Exercise objective ▸ Copy out the entire post below about plotting a projectile's height against time, word for word and including its code.

Passage to read ▸
━━━━━━━━━━━━━━━━
I have a plot of a projectile, where y-axis is the height of the projectile, and x-axis is the time.
When I view the 'Data Statistics' in the drop down tools on the plot, it shows me the correct maximum value for y, but for the maximum value of x it just shows 20 for all the plots. 20 is the maximum the axis goes, but I need the time it took for the projectile to hit the ground, so the maximum x value for each plot. As you can see in the plot below for theta = 10, x should be less than 5 but it shows 20.
The code is:
% initial speed in m/s
V0 = 90;
% angle in degrees
theta = [10,25,45,65,85]';
% initial height above the ground in meters
y0 = 0;
% time in seconds
t = 0:0.01:20;
% gravity in m/s^2
g = 9.81;
% x position of the projectile in meters
xposition = (V0.*cosd(theta)).*t;
% y position of the projectile in meters
yposition = (-0.5*g.*(t.^2))+((V0.*sind(theta)).*t)+y0;
%% plotting the yposition of the projectile vs the time
plot(t , yposition)
xlabel('Time (s)')
ylabel('Projectile Height (m)')
ylim([0 500])
legend('Theta = 10', 'Theta = 25', 'Theta = 45', 'Theta = 65', 'Theta = 85')
━━━━━━━━━━━━━━━━
Dataset records ▸
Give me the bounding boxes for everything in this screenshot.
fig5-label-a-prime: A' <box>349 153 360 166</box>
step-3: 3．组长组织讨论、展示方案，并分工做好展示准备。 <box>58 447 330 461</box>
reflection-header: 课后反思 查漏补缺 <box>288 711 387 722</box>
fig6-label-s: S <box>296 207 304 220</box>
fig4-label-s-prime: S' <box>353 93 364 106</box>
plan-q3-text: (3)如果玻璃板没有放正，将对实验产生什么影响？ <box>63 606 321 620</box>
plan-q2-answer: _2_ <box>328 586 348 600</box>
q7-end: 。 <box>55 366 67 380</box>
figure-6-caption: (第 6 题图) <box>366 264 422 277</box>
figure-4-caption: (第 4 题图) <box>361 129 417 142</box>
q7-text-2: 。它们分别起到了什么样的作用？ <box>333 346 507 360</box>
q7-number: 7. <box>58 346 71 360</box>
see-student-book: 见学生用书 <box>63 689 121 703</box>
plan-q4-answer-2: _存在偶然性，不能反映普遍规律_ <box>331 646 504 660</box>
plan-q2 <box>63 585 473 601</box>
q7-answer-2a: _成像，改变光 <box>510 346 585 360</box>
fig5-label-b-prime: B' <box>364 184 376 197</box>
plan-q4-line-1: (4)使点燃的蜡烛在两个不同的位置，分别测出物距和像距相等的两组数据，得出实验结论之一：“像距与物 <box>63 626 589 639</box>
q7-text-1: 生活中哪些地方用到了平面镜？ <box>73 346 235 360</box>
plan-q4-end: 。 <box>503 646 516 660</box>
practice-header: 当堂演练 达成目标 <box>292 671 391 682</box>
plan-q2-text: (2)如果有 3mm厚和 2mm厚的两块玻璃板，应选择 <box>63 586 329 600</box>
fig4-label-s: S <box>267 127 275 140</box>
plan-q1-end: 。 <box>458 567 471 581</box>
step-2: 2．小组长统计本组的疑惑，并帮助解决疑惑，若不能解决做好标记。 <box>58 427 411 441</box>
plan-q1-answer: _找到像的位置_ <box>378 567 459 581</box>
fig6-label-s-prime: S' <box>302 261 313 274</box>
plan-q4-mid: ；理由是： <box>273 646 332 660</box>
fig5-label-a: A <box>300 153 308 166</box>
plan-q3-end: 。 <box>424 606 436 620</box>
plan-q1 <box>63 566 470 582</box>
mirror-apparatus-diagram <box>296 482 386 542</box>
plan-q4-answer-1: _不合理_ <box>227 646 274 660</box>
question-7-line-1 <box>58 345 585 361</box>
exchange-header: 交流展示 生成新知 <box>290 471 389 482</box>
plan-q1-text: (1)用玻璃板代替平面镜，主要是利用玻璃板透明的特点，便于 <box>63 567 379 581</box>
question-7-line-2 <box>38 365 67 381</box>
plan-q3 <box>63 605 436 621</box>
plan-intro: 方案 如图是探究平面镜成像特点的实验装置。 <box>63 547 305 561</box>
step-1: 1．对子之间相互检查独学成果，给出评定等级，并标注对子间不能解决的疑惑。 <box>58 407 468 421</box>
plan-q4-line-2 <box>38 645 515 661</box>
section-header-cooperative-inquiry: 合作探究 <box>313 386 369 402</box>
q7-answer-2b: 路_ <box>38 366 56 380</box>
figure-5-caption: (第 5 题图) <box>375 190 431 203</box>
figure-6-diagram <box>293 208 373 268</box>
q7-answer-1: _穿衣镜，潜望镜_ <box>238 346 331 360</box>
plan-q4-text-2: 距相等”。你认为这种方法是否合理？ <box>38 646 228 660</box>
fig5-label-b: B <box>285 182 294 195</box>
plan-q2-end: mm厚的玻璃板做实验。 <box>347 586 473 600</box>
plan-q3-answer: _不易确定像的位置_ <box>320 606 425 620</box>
━━━━━━━━━━━━━━━━
Exercise output ▸
I have a plot of a projectile, where y-axis is the height of the projectile, and x-axis is the time.
When I view the 'Data Statistics' in the drop down tools on the plot, it shows me the correct maximum value for y, but for the maximum value of x it just shows 20 for all the plots. 20 is the maximum the axis goes, but I need the time it took for the projectile to hit the ground, so the maximum x value for each plot. As you can see in the plot below for theta = 10, x should be less than 5 but it shows 20.
The code is:
% initial speed in m/s
V0 = 90;
% angle in degrees
theta = [10,25,45,65,85]';
% initial height above the ground in meters
y0 = 0;
% time in seconds
t = 0:0.01:20;
% gravity in m/s^2
g = 9.81;
% x position of the projectile in meters
xposition = (V0.*cosd(theta)).*t;
% y position of the projectile in meters
yposition = (-0.5*g.*(t.^2))+((V0.*sind(theta)).*t)+y0;
%% plotting the yposition of the projectile vs the time
plot(t , yposition)
xlabel('Time (s)')
ylabel('Projectile Height (m)')
ylim([0 500])
legend('Theta = 10', 'Theta = 25', 'Theta = 45', 'Theta = 65', 'Theta = 85')